What you need to do »
Please reproduce the section of the linear regression notes that begins at the words "theta = linalg.lstsq(A.T,y)[0]" and stops after "plt.legend()".

Reading passage »
## Univariate Linear Regression¶

#### Learning Objectives¶

• (univariate) linear regression
• concepts of machine learning
• model
• learning with a training set
• cost function

### Problem Formulation¶

#### supervised learning (linear regression)¶

$m$-observations: {$x^{(i)}$} with target values {$y^{(i)} \in \mathbb R$}

• Goal: prediction of $y$ for a new $x$.

• Linear Model

• Linear equation (equation of a straight line): $$h_\Theta (x) = \theta_0 + \theta_1 x$$

Note: There are two parameters: $\theta_0,\theta_1$ (parametric model)

In [1]:
import numpy as np
import matplotlib.pyplot as plt
%matplotlib inline

In [2]:
###blood haemoglobin (Hb) levels and packed cell volumes (PCV) of 14 female blood bank donors
blood = np.array([
[15.5,0.450],
[13.6,0.420],
[13.5,0.440],
[13.0,0.395],
[13.3,0.395],
[12.4,0.370],
[11.1,0.390],
[13.1,0.400],
[16.1,0.445],
[16.4,0.470],
[13.4,0.390],
[13.2,0.400],
[14.3,0.420],
[16.1,0.450]])

x = blood[:,0]
y = blood[:,1]

from numpy import arange, array, ones, linalg
A = array([ x, ones(len(x))])

theta = linalg.lstsq(A.T,y)[0] # obtaining the parameters

line = theta[0]*x+theta[1] # regression line
#plt.plot(x,line,'r-',x,y,'o')


#### Example¶

In [3]:
plt.scatter(x,y, label="Experimental Values")
plt.xlabel("blood haemoglobin(Hb) levels / g/dL")
plt.ylabel("packed cell volumes (PCV) / ?")
plt.legend()
plt.show()

Data lines »
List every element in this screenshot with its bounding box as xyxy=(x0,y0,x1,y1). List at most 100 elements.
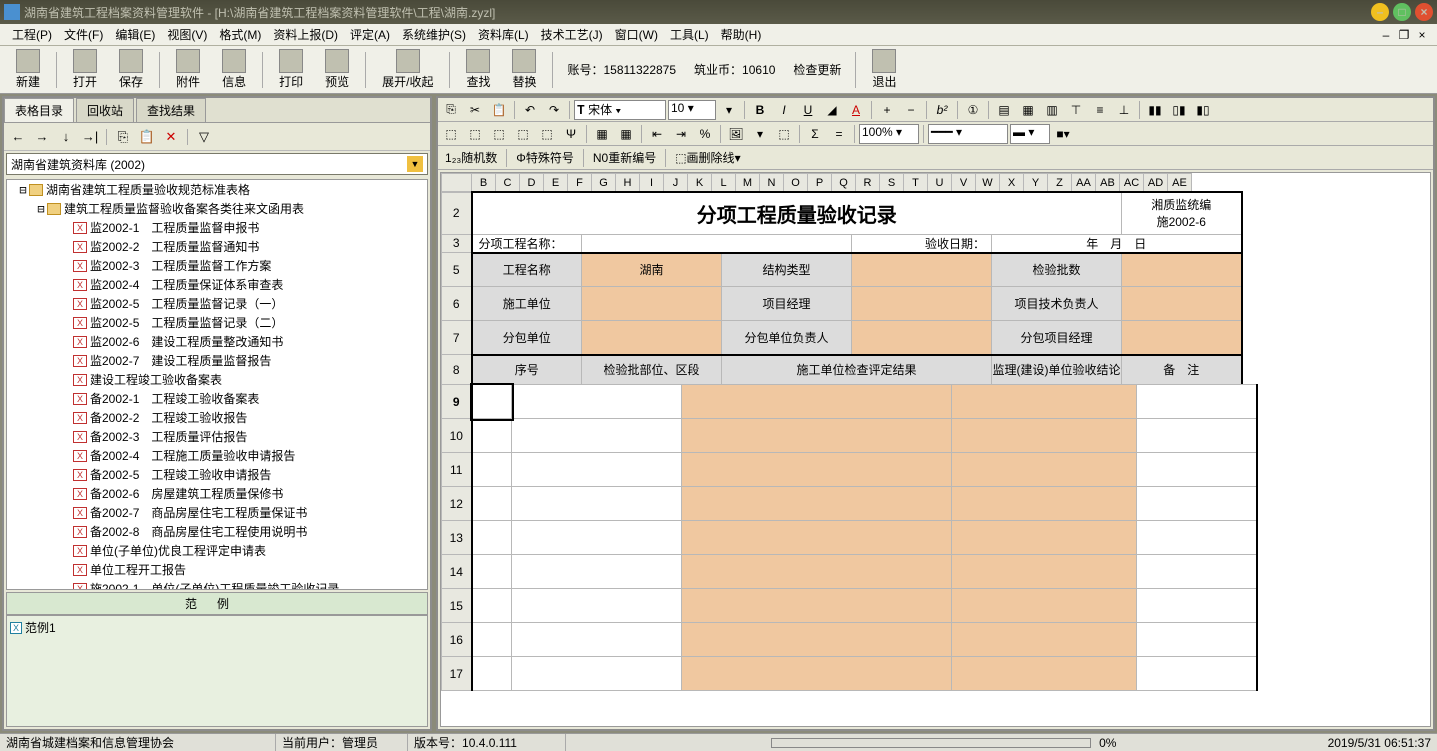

Output below »
theta = linalg.lstsq(A.T,y)[0] # obtaining the parameters

line = theta[0]*x+theta[1] # regression line
#plt.plot(x,line,'r-',x,y,'o')


#### Example¶

In [3]:
plt.scatter(x,y, label="Experimental Values")
plt.xlabel("blood haemoglobin(Hb) levels / g/dL")
plt.ylabel("packed cell volumes (PCV) / ?")
plt.legend()